(Extracted data entries)
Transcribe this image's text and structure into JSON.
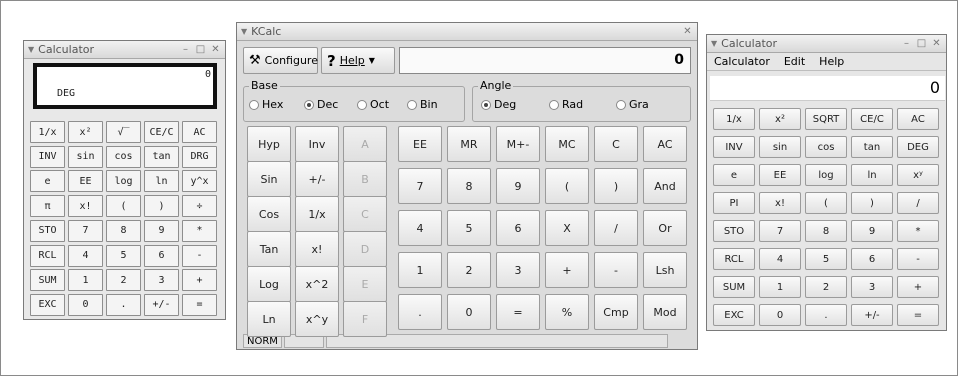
{
  "calc_left": {
    "title": "Calculator",
    "display_value": "0",
    "display_mode": "DEG",
    "buttons": [
      "1/x",
      "x²",
      "√‾",
      "CE/C",
      "AC",
      "INV",
      "sin",
      "cos",
      "tan",
      "DRG",
      "e",
      "EE",
      "log",
      "ln",
      "y^x",
      "π",
      "x!",
      "(",
      ")",
      "÷",
      "STO",
      "7",
      "8",
      "9",
      "*",
      "RCL",
      "4",
      "5",
      "6",
      "-",
      "SUM",
      "1",
      "2",
      "3",
      "+",
      "EXC",
      "0",
      ".",
      "+/-",
      "="
    ]
  },
  "kcalc": {
    "title": "KCalc",
    "configure_label": "Configure",
    "help_label": "Help",
    "display_value": "0",
    "base": {
      "label": "Base",
      "options": [
        "Hex",
        "Dec",
        "Oct",
        "Bin"
      ],
      "selected": "Dec"
    },
    "angle": {
      "label": "Angle",
      "options": [
        "Deg",
        "Rad",
        "Gra"
      ],
      "selected": "Deg"
    },
    "fn_buttons": [
      "Hyp",
      "Inv",
      "A",
      "Sin",
      "+/-",
      "B",
      "Cos",
      "1/x",
      "C",
      "Tan",
      "x!",
      "D",
      "Log",
      "x^2",
      "E",
      "Ln",
      "x^y",
      "F"
    ],
    "main_buttons": [
      "EE",
      "MR",
      "M+-",
      "MC",
      "C",
      "AC",
      "7",
      "8",
      "9",
      "(",
      ")",
      "And",
      "4",
      "5",
      "6",
      "X",
      "/",
      "Or",
      "1",
      "2",
      "3",
      "+",
      "-",
      "Lsh",
      ".",
      "0",
      "=",
      "%",
      "Cmp",
      "Mod"
    ],
    "status_mode": "NORM"
  },
  "calc_right": {
    "title": "Calculator",
    "menu": [
      "Calculator",
      "Edit",
      "Help"
    ],
    "display_value": "0",
    "buttons": [
      "1/x",
      "x²",
      "SQRT",
      "CE/C",
      "AC",
      "INV",
      "sin",
      "cos",
      "tan",
      "DEG",
      "e",
      "EE",
      "log",
      "ln",
      "xʸ",
      "PI",
      "x!",
      "(",
      ")",
      "/",
      "STO",
      "7",
      "8",
      "9",
      "*",
      "RCL",
      "4",
      "5",
      "6",
      "-",
      "SUM",
      "1",
      "2",
      "3",
      "+",
      "EXC",
      "0",
      ".",
      "+/-",
      "="
    ]
  }
}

TASK REQUIREMENTS: Reproduce the entries above word for word. Pictures stay out.

WRITTEN RESPONSE:
Transcribe this image's text and structure into JSON.
{
  "calc_left": {
    "title": "Calculator",
    "display_value": "0",
    "display_mode": "DEG",
    "buttons": [
      "1/x",
      "x²",
      "√‾",
      "CE/C",
      "AC",
      "INV",
      "sin",
      "cos",
      "tan",
      "DRG",
      "e",
      "EE",
      "log",
      "ln",
      "y^x",
      "π",
      "x!",
      "(",
      ")",
      "÷",
      "STO",
      "7",
      "8",
      "9",
      "*",
      "RCL",
      "4",
      "5",
      "6",
      "-",
      "SUM",
      "1",
      "2",
      "3",
      "+",
      "EXC",
      "0",
      ".",
      "+/-",
      "="
    ]
  },
  "kcalc": {
    "title": "KCalc",
    "configure_label": "Configure",
    "help_label": "Help",
    "display_value": "0",
    "base": {
      "label": "Base",
      "options": [
        "Hex",
        "Dec",
        "Oct",
        "Bin"
      ],
      "selected": "Dec"
    },
    "angle": {
      "label": "Angle",
      "options": [
        "Deg",
        "Rad",
        "Gra"
      ],
      "selected": "Deg"
    },
    "fn_buttons": [
      "Hyp",
      "Inv",
      "A",
      "Sin",
      "+/-",
      "B",
      "Cos",
      "1/x",
      "C",
      "Tan",
      "x!",
      "D",
      "Log",
      "x^2",
      "E",
      "Ln",
      "x^y",
      "F"
    ],
    "main_buttons": [
      "EE",
      "MR",
      "M+-",
      "MC",
      "C",
      "AC",
      "7",
      "8",
      "9",
      "(",
      ")",
      "And",
      "4",
      "5",
      "6",
      "X",
      "/",
      "Or",
      "1",
      "2",
      "3",
      "+",
      "-",
      "Lsh",
      ".",
      "0",
      "=",
      "%",
      "Cmp",
      "Mod"
    ],
    "status_mode": "NORM"
  },
  "calc_right": {
    "title": "Calculator",
    "menu": [
      "Calculator",
      "Edit",
      "Help"
    ],
    "display_value": "0",
    "buttons": [
      "1/x",
      "x²",
      "SQRT",
      "CE/C",
      "AC",
      "INV",
      "sin",
      "cos",
      "tan",
      "DEG",
      "e",
      "EE",
      "log",
      "ln",
      "xʸ",
      "PI",
      "x!",
      "(",
      ")",
      "/",
      "STO",
      "7",
      "8",
      "9",
      "*",
      "RCL",
      "4",
      "5",
      "6",
      "-",
      "SUM",
      "1",
      "2",
      "3",
      "+",
      "EXC",
      "0",
      ".",
      "+/-",
      "="
    ]
  }
}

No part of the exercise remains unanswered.